* start *

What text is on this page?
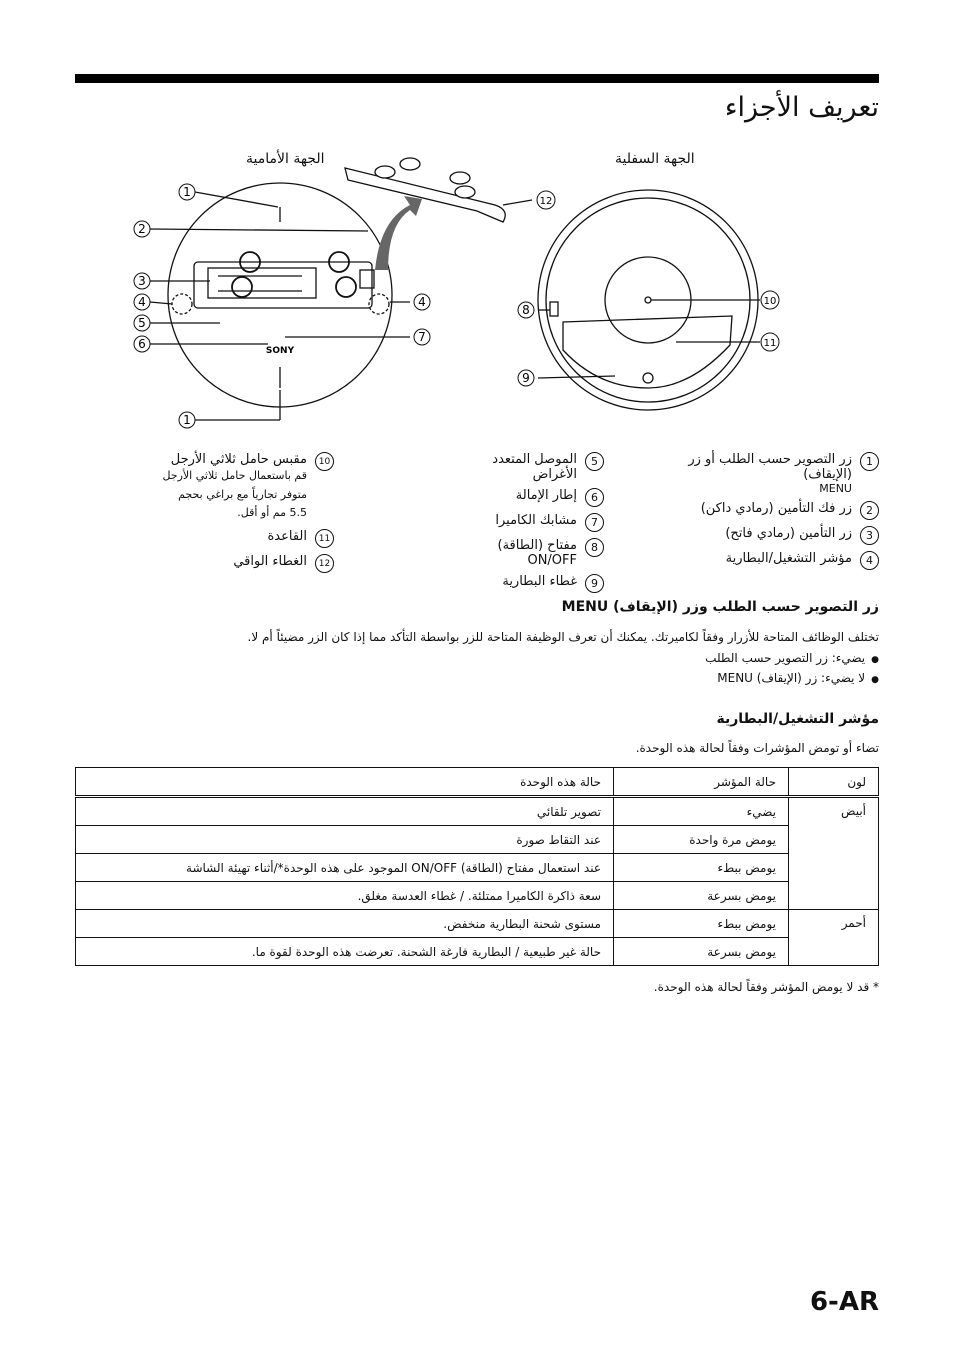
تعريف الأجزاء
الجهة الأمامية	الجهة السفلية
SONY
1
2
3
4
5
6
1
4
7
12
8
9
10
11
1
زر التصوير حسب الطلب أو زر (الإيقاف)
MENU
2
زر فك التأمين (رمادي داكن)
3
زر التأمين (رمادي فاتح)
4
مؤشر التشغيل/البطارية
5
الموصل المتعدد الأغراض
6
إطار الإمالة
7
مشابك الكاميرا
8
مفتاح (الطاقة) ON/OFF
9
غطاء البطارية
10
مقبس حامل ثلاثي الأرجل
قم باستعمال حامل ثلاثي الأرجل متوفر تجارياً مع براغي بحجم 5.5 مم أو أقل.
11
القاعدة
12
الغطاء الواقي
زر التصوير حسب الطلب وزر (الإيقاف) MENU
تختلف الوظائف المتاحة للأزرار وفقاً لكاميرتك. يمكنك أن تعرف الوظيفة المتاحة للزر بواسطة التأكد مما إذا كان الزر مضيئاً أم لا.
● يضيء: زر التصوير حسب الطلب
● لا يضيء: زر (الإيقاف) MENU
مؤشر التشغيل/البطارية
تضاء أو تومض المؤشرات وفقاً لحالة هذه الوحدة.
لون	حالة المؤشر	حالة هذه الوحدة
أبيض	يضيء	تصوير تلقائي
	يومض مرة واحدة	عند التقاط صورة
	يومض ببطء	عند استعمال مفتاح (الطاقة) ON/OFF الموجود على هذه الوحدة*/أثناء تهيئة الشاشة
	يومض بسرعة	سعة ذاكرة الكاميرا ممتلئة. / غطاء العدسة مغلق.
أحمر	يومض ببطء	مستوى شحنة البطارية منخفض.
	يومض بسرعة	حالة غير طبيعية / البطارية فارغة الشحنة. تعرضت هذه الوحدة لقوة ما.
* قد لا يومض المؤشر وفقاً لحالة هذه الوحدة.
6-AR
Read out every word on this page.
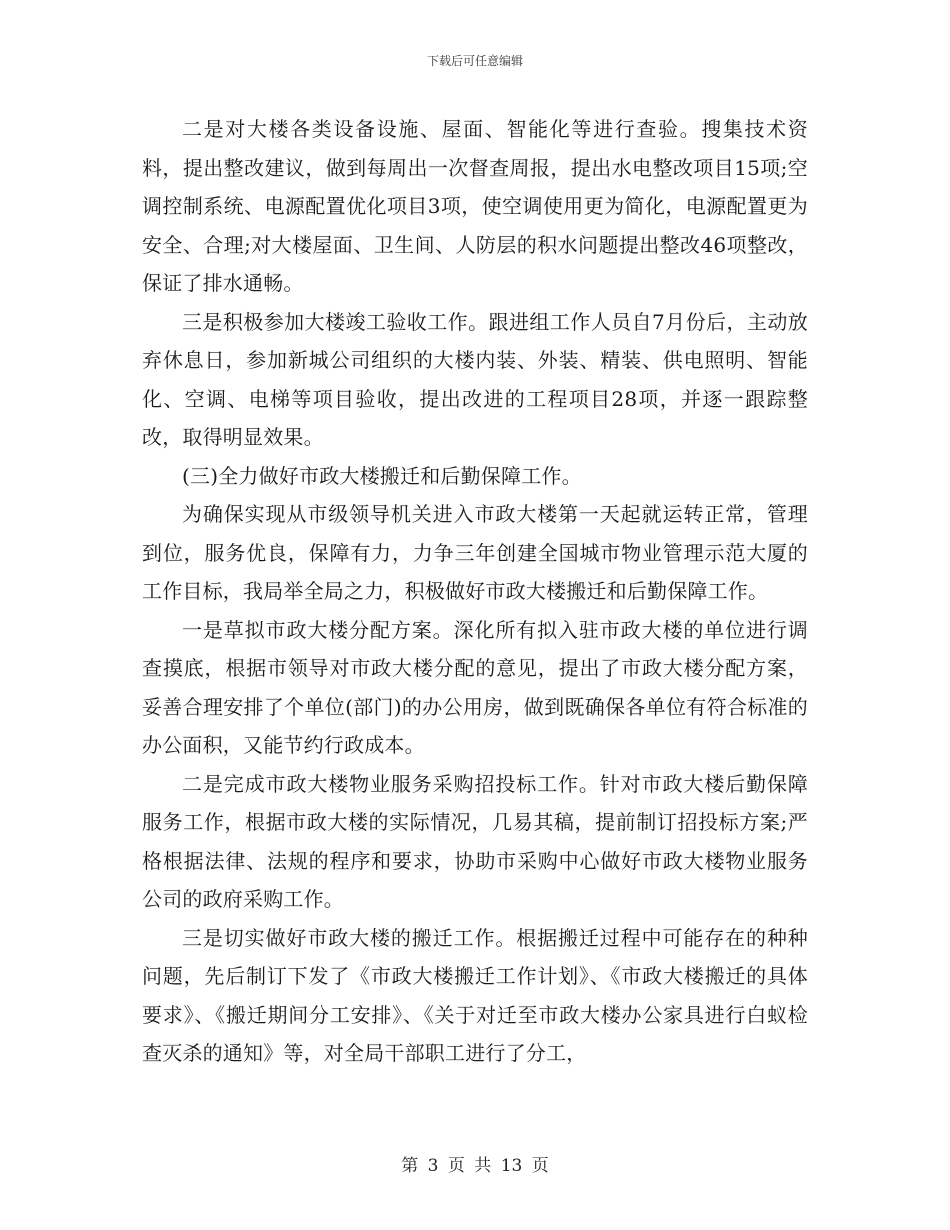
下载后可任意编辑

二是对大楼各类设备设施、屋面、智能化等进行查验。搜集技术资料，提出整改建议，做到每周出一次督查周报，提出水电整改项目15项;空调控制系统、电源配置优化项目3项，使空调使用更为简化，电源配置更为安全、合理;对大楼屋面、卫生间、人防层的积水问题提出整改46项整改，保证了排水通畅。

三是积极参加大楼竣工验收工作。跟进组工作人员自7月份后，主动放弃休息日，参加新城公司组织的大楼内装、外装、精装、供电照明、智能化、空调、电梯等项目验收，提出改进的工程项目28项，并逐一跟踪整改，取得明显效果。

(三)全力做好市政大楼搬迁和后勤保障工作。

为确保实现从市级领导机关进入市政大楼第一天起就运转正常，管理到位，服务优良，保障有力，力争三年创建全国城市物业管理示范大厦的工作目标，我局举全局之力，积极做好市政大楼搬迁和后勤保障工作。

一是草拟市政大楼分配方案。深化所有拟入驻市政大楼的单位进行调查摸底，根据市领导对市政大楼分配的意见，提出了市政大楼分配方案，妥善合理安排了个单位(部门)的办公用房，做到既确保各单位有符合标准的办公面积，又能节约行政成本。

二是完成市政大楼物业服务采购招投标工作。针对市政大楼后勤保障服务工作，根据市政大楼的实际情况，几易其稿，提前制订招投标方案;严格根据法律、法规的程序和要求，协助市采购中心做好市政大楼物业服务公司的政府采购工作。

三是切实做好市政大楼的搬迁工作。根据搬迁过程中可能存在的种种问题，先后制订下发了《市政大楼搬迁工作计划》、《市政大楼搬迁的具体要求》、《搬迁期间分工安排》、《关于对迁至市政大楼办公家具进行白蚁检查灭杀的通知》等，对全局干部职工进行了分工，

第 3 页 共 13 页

* end *
* start *

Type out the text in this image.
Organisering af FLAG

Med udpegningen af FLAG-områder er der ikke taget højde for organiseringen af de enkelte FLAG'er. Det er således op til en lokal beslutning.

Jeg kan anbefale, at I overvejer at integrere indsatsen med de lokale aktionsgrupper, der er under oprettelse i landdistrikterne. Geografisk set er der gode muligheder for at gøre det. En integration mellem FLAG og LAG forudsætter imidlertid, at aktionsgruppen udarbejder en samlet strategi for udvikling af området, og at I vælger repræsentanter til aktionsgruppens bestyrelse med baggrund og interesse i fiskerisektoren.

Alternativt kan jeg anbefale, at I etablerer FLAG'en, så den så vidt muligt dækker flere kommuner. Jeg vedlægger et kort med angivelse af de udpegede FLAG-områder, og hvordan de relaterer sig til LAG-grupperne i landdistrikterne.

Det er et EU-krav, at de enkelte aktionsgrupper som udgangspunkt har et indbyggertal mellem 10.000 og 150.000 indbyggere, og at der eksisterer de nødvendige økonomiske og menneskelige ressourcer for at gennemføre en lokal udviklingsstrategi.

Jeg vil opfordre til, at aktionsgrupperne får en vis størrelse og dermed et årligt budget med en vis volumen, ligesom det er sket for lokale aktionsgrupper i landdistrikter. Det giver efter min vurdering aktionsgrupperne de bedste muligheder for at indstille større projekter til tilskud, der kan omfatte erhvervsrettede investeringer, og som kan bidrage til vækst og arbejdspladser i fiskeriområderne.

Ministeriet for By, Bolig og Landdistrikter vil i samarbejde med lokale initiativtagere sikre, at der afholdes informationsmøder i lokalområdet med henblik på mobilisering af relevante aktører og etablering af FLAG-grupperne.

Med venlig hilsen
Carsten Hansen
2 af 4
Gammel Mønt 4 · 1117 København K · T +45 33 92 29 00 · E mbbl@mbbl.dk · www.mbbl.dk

* end *

**To be done:** Pull out each line of the records holding the string "الطلب".

**Expected output:**
زر التصوير حسب الطلب أو زر (الإيقاف)
زر التصوير حسب الطلب وزر (الإيقاف) MENU
● يضيء: زر التصوير حسب الطلب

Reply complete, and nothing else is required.